━━━ RECORDS

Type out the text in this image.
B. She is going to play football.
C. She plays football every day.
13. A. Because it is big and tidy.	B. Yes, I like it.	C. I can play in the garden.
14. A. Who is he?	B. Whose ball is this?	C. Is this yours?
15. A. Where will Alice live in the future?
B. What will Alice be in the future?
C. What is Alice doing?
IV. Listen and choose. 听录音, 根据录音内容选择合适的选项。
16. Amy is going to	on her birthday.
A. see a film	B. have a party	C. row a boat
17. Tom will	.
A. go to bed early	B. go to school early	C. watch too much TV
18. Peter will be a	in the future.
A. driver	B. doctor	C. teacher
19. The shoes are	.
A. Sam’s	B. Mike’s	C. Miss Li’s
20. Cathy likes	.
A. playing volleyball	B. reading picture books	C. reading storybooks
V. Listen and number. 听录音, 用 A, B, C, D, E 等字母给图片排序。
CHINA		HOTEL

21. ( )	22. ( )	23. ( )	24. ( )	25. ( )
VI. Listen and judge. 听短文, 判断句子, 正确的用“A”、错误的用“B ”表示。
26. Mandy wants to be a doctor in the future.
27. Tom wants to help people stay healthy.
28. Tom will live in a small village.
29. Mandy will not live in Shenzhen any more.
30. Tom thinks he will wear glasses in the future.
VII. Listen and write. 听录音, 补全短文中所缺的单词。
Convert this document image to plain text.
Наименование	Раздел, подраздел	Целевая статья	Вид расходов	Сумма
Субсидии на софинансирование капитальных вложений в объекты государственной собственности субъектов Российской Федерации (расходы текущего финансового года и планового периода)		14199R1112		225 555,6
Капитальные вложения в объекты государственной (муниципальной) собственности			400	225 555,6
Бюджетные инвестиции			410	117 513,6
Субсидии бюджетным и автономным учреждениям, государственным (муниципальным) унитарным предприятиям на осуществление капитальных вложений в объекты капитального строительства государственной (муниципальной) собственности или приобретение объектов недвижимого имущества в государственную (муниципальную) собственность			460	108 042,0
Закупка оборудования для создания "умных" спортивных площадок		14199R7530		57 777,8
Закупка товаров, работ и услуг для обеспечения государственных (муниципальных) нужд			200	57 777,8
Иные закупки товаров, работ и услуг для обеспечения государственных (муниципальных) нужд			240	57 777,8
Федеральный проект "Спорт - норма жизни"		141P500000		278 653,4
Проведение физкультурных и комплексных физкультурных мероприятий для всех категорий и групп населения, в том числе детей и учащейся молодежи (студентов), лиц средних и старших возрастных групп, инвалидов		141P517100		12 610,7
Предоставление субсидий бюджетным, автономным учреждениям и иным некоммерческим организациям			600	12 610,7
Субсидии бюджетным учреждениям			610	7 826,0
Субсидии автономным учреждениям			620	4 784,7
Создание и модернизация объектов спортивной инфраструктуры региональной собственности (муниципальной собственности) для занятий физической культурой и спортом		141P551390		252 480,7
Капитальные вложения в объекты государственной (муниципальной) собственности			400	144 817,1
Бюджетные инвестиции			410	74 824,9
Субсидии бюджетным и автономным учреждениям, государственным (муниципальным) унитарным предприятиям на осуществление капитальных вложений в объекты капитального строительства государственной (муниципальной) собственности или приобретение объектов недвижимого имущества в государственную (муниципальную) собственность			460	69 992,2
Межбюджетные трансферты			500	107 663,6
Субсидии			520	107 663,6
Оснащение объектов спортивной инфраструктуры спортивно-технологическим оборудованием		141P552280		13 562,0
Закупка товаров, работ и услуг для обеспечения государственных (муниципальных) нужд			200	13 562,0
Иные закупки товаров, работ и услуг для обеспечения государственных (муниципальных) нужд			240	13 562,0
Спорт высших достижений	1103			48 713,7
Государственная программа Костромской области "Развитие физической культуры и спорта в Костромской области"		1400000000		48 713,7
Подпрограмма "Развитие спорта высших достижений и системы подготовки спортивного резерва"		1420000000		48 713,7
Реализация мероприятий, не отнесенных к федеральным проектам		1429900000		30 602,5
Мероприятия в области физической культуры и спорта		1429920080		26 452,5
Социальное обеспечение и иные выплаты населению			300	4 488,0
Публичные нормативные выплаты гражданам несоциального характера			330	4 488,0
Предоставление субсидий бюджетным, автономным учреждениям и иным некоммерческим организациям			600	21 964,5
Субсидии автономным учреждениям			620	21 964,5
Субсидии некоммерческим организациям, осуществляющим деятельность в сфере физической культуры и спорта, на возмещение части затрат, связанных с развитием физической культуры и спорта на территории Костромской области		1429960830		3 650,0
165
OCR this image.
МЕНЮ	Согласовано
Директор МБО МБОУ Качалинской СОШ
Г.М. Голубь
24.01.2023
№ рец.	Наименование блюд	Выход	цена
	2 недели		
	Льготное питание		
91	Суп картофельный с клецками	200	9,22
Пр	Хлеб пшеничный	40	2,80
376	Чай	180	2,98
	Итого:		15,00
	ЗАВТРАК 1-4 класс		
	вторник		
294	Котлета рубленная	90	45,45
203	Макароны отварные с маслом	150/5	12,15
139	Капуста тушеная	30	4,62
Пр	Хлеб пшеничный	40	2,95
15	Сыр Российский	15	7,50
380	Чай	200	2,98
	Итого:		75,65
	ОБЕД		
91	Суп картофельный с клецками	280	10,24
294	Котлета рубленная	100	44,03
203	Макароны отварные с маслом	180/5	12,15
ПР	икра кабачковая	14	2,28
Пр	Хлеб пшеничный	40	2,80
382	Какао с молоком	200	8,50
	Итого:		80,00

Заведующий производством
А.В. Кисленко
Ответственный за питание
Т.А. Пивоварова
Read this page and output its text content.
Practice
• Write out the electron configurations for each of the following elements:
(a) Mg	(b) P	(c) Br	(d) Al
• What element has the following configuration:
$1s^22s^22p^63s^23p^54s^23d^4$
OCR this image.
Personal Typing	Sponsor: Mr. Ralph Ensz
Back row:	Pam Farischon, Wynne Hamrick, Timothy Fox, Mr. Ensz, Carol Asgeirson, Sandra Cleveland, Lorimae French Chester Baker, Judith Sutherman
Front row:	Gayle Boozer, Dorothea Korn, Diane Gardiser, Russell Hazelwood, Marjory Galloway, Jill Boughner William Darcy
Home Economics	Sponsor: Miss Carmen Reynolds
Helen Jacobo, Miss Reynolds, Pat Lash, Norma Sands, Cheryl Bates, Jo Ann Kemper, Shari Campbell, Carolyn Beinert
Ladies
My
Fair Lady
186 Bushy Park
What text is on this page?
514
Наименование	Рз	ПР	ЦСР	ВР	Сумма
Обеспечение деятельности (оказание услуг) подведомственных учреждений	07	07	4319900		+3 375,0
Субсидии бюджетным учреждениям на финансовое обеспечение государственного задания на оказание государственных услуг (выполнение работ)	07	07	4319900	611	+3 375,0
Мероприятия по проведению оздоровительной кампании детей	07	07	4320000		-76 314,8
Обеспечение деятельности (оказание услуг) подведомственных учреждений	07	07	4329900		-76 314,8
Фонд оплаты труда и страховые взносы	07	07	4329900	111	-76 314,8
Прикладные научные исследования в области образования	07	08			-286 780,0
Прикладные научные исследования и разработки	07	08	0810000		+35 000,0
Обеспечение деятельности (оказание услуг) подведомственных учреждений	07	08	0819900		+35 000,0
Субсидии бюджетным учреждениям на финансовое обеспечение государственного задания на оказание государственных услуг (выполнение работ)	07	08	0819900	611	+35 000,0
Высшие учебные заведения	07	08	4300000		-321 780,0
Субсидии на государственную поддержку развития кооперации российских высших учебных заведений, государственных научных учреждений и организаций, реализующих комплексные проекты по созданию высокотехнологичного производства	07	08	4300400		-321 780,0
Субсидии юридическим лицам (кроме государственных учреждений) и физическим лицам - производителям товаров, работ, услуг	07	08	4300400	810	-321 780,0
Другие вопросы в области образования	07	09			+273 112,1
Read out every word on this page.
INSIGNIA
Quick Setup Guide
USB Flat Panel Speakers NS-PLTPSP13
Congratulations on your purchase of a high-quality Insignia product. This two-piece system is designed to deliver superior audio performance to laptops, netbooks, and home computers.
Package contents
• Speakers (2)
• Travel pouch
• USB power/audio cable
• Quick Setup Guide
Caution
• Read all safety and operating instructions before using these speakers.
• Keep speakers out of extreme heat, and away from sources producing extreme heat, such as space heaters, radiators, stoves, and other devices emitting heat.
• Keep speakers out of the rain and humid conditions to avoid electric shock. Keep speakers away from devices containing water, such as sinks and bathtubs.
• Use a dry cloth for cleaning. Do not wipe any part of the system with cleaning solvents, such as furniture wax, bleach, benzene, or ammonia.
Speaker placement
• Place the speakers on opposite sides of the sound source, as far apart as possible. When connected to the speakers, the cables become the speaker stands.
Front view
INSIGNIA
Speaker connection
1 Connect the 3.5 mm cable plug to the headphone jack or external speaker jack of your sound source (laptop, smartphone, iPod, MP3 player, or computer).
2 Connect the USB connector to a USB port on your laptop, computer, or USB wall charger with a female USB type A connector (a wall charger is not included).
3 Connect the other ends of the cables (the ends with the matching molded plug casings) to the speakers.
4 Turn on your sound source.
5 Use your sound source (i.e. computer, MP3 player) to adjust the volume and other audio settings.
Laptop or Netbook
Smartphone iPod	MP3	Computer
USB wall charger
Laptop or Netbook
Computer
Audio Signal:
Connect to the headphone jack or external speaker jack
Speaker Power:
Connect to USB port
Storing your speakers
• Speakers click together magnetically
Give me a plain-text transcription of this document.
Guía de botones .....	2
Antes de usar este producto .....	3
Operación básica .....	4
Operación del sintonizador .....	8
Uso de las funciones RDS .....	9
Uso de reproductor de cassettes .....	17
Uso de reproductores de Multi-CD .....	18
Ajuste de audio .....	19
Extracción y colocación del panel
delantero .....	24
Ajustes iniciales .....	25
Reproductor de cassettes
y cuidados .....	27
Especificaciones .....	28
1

━━━━━━

Search the entries for "муниципальных" and copy out each line that has it.

Закупка товаров, работ и услуг для обеспечения государственных (муниципальных) нужд			200	57 777,8
Иные закупки товаров, работ и услуг для обеспечения государственных (муниципальных) нужд			240	57 777,8
Закупка товаров, работ и услуг для обеспечения государственных (муниципальных) нужд			200	13 562,0
Иные закупки товаров, работ и услуг для обеспечения государственных (муниципальных) нужд			240	13 562,0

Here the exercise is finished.